[Recorded data]
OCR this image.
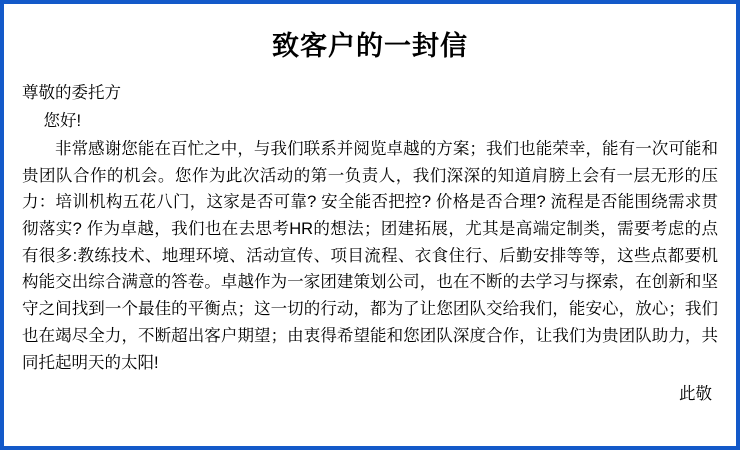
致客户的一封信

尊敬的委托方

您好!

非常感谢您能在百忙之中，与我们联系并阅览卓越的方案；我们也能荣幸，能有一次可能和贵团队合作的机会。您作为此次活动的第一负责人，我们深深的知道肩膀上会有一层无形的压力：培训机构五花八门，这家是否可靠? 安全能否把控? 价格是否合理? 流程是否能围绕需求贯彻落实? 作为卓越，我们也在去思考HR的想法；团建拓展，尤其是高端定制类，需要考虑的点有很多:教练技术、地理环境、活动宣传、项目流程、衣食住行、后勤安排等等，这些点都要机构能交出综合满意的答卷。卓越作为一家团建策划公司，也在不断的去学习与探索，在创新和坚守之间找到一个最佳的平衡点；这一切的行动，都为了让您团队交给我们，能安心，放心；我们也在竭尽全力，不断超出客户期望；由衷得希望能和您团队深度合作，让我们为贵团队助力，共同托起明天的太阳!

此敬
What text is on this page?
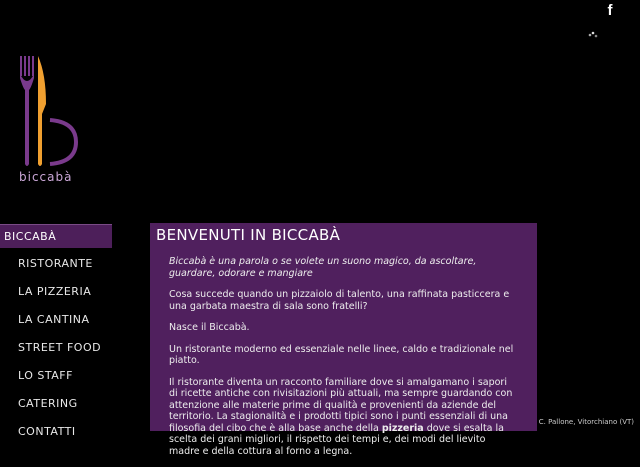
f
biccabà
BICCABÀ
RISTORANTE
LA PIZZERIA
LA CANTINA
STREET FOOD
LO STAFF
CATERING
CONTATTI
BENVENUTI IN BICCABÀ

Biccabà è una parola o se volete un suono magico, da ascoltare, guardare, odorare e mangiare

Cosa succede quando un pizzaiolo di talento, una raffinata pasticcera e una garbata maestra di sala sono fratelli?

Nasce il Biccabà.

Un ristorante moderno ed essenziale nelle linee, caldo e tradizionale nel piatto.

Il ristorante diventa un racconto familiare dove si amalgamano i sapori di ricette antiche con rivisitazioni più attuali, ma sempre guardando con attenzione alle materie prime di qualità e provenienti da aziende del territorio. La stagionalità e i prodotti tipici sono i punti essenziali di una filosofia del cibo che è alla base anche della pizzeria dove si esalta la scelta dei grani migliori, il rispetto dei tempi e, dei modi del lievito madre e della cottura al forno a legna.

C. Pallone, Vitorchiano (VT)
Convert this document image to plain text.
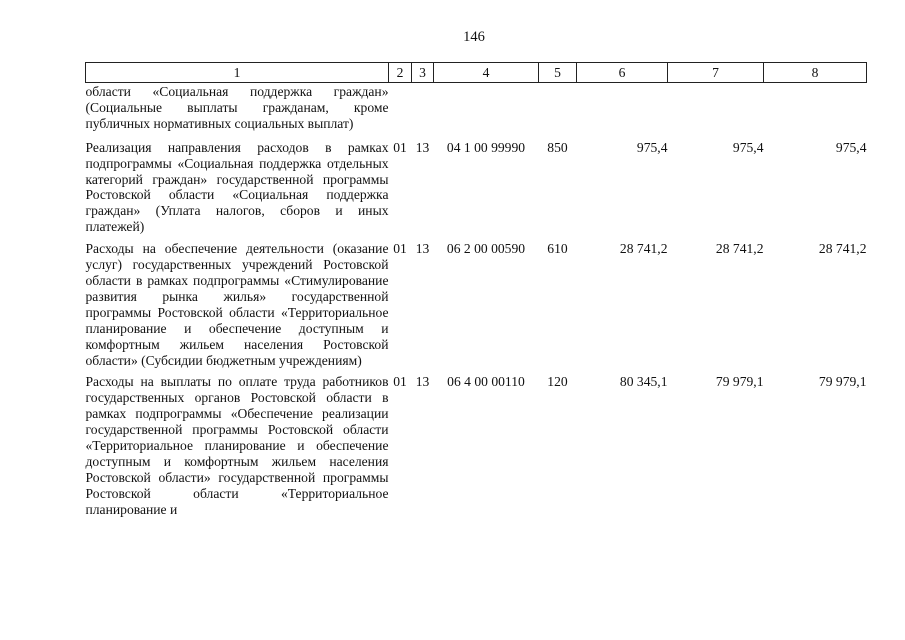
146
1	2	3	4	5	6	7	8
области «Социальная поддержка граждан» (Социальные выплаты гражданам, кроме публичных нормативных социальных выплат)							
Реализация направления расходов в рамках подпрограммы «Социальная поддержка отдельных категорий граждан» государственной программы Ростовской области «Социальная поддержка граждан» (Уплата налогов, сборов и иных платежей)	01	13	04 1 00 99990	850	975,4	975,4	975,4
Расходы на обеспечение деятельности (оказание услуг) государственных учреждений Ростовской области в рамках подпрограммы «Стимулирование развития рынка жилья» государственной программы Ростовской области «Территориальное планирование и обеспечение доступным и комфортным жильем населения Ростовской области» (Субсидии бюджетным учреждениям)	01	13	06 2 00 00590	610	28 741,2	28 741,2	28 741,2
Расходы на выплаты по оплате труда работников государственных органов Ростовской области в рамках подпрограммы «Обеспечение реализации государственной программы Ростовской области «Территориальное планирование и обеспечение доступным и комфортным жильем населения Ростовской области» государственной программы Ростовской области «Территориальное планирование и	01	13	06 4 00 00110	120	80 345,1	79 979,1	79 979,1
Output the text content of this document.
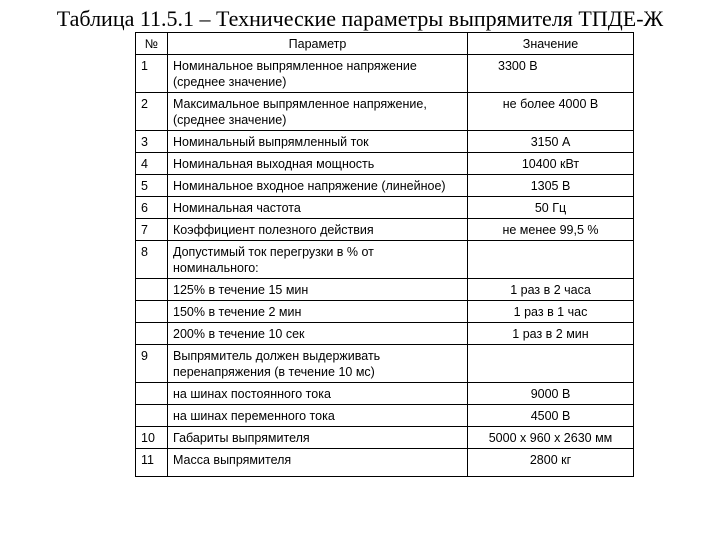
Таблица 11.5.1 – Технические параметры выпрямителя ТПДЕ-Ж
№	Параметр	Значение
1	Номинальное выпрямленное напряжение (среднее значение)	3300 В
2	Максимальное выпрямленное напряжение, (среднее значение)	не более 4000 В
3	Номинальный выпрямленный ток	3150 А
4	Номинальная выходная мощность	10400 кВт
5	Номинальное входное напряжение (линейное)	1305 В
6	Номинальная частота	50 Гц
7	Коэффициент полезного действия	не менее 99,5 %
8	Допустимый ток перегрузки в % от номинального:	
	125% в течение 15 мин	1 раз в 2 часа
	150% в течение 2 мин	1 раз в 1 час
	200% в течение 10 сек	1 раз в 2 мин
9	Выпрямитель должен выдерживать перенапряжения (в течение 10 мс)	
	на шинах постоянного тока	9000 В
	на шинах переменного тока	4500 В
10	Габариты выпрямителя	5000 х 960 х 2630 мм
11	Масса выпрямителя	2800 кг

- WORK INSTRUCTIONS -
Omit pictures; set down the rest of the material word for word.

- COMPLETED TASK -
OCR this image.
致客户的一封信

尊敬的委托方

您好!

非常感谢您能在百忙之中，与我们联系并阅览卓越的方案；我们也能荣幸，能有一次可能和贵团队合作的机会。您作为此次活动的第一负责人，我们深深的知道肩膀上会有一层无形的压力：培训机构五花八门，这家是否可靠? 安全能否把控? 价格是否合理? 流程是否能围绕需求贯彻落实? 作为卓越，我们也在去思考HR的想法；团建拓展，尤其是高端定制类，需要考虑的点有很多:教练技术、地理环境、活动宣传、项目流程、衣食住行、后勤安排等等，这些点都要机构能交出综合满意的答卷。卓越作为一家团建策划公司，也在不断的去学习与探索，在创新和坚守之间找到一个最佳的平衡点；这一切的行动，都为了让您团队交给我们，能安心，放心；我们也在竭尽全力，不断超出客户期望；由衷得希望能和您团队深度合作，让我们为贵团队助力，共同托起明天的太阳!

此敬
What text is on this page?
f
biccabà
BICCABÀ
RISTORANTE
LA PIZZERIA
LA CANTINA
STREET FOOD
LO STAFF
CATERING
CONTATTI
BENVENUTI IN BICCABÀ

Biccabà è una parola o se volete un suono magico, da ascoltare, guardare, odorare e mangiare

Cosa succede quando un pizzaiolo di talento, una raffinata pasticcera e una garbata maestra di sala sono fratelli?

Nasce il Biccabà.

Un ristorante moderno ed essenziale nelle linee, caldo e tradizionale nel piatto.

Il ristorante diventa un racconto familiare dove si amalgamano i sapori di ricette antiche con rivisitazioni più attuali, ma sempre guardando con attenzione alle materie prime di qualità e provenienti da aziende del territorio. La stagionalità e i prodotti tipici sono i punti essenziali di una filosofia del cibo che è alla base anche della pizzeria dove si esalta la scelta dei grani migliori, il rispetto dei tempi e, dei modi del lievito madre e della cottura al forno a legna.

C. Pallone, Vitorchiano (VT)
Convert this document image to plain text.
146
1	2	3	4	5	6	7	8
области «Социальная поддержка граждан» (Социальные выплаты гражданам, кроме публичных нормативных социальных выплат)							
Реализация направления расходов в рамках подпрограммы «Социальная поддержка отдельных категорий граждан» государственной программы Ростовской области «Социальная поддержка граждан» (Уплата налогов, сборов и иных платежей)	01	13	04 1 00 99990	850	975,4	975,4	975,4
Расходы на обеспечение деятельности (оказание услуг) государственных учреждений Ростовской области в рамках подпрограммы «Стимулирование развития рынка жилья» государственной программы Ростовской области «Территориальное планирование и обеспечение доступным и комфортным жильем населения Ростовской области» (Субсидии бюджетным учреждениям)	01	13	06 2 00 00590	610	28 741,2	28 741,2	28 741,2
Расходы на выплаты по оплате труда работников государственных органов Ростовской области в рамках подпрограммы «Обеспечение реализации государственной программы Ростовской области «Территориальное планирование и обеспечение доступным и комфортным жильем населения Ростовской области» государственной программы Ростовской области «Территориальное планирование и	01	13	06 4 00 00110	120	80 345,1	79 979,1	79 979,1
Output the text content of this document.
Таблица 11.5.1 – Технические параметры выпрямителя ТПДЕ-Ж
№	Параметр	Значение
1	Номинальное выпрямленное напряжение (среднее значение)	3300 В
2	Максимальное выпрямленное напряжение, (среднее значение)	не более 4000 В
3	Номинальный выпрямленный ток	3150 А
4	Номинальная выходная мощность	10400 кВт
5	Номинальное входное напряжение (линейное)	1305 В
6	Номинальная частота	50 Гц
7	Коэффициент полезного действия	не менее 99,5 %
8	Допустимый ток перегрузки в % от номинального:	
	125% в течение 15 мин	1 раз в 2 часа
	150% в течение 2 мин	1 раз в 1 час
	200% в течение 10 сек	1 раз в 2 мин
9	Выпрямитель должен выдерживать перенапряжения (в течение 10 мс)	
	на шинах постоянного тока	9000 В
	на шинах переменного тока	4500 В
10	Габариты выпрямителя	5000 х 960 х 2630 мм
11	Масса выпрямителя	2800 кг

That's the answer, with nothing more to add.